* **Description of the task**
Render every entry exactly as it appears.

Collection entries
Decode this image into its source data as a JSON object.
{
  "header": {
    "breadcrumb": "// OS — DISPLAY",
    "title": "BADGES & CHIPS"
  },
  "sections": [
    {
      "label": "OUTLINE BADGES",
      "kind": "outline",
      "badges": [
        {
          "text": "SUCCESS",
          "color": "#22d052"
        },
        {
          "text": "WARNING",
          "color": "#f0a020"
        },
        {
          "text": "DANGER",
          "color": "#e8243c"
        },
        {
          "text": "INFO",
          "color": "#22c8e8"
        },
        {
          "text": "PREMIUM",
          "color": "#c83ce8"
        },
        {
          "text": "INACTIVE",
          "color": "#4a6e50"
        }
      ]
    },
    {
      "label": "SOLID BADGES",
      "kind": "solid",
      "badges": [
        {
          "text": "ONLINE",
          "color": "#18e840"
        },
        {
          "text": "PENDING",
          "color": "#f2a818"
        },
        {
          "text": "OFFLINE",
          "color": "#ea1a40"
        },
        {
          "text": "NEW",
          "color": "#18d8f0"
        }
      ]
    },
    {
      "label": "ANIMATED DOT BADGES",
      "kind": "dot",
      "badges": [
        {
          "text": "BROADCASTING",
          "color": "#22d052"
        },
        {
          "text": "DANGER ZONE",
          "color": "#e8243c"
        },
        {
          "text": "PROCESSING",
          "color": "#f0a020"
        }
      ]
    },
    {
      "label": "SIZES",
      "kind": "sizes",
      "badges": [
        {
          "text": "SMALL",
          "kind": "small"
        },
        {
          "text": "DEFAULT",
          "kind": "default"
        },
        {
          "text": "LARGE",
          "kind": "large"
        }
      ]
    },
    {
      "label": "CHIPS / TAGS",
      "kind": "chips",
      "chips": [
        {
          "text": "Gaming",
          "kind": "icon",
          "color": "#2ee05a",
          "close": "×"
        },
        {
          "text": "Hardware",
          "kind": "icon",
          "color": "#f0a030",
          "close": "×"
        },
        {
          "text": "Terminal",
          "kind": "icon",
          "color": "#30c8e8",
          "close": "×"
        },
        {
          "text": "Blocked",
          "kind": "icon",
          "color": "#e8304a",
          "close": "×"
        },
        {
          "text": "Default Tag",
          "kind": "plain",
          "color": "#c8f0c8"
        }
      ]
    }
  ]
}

* **Response for this exercise**
Decode this image into its source data as a JSON object.
{
  "header": {
    "breadcrumb": "// OS — DISPLAY",
    "title": "BADGES & CHIPS"
  },
  "sections": [
    {
      "label": "OUTLINE BADGES",
      "kind": "outline",
      "badges": [
        {
          "text": "SUCCESS",
          "color": "#22d052"
        },
        {
          "text": "WARNING",
          "color": "#f0a020"
        },
        {
          "text": "DANGER",
          "color": "#e8243c"
        },
        {
          "text": "INFO",
          "color": "#22c8e8"
        },
        {
          "text": "PREMIUM",
          "color": "#c83ce8"
        },
        {
          "text": "INACTIVE",
          "color": "#4a6e50"
        }
      ]
    },
    {
      "label": "SOLID BADGES",
      "kind": "solid",
      "badges": [
        {
          "text": "ONLINE",
          "color": "#18e840"
        },
        {
          "text": "PENDING",
          "color": "#f2a818"
        },
        {
          "text": "OFFLINE",
          "color": "#ea1a40"
        },
        {
          "text": "NEW",
          "color": "#18d8f0"
        }
      ]
    },
    {
      "label": "ANIMATED DOT BADGES",
      "kind": "dot",
      "badges": [
        {
          "text": "BROADCASTING",
          "color": "#22d052"
        },
        {
          "text": "DANGER ZONE",
          "color": "#e8243c"
        },
        {
          "text": "PROCESSING",
          "color": "#f0a020"
        }
      ]
    },
    {
      "label": "SIZES",
      "kind": "sizes",
      "badges": [
        {
          "text": "SMALL",
          "kind": "small"
        },
        {
          "text": "DEFAULT",
          "kind": "default"
        },
        {
          "text": "LARGE",
          "kind": "large"
        }
      ]
    },
    {
      "label": "CHIPS / TAGS",
      "kind": "chips",
      "chips": [
        {
          "text": "Gaming",
          "kind": "icon",
          "color": "#2ee05a",
          "close": "×"
        },
        {
          "text": "Hardware",
          "kind": "icon",
          "color": "#f0a030",
          "close": "×"
        },
        {
          "text": "Terminal",
          "kind": "icon",
          "color": "#30c8e8",
          "close": "×"
        },
        {
          "text": "Blocked",
          "kind": "icon",
          "color": "#e8304a",
          "close": "×"
        },
        {
          "text": "Default Tag",
          "kind": "plain",
          "color": "#c8f0c8"
        }
      ]
    }
  ]
}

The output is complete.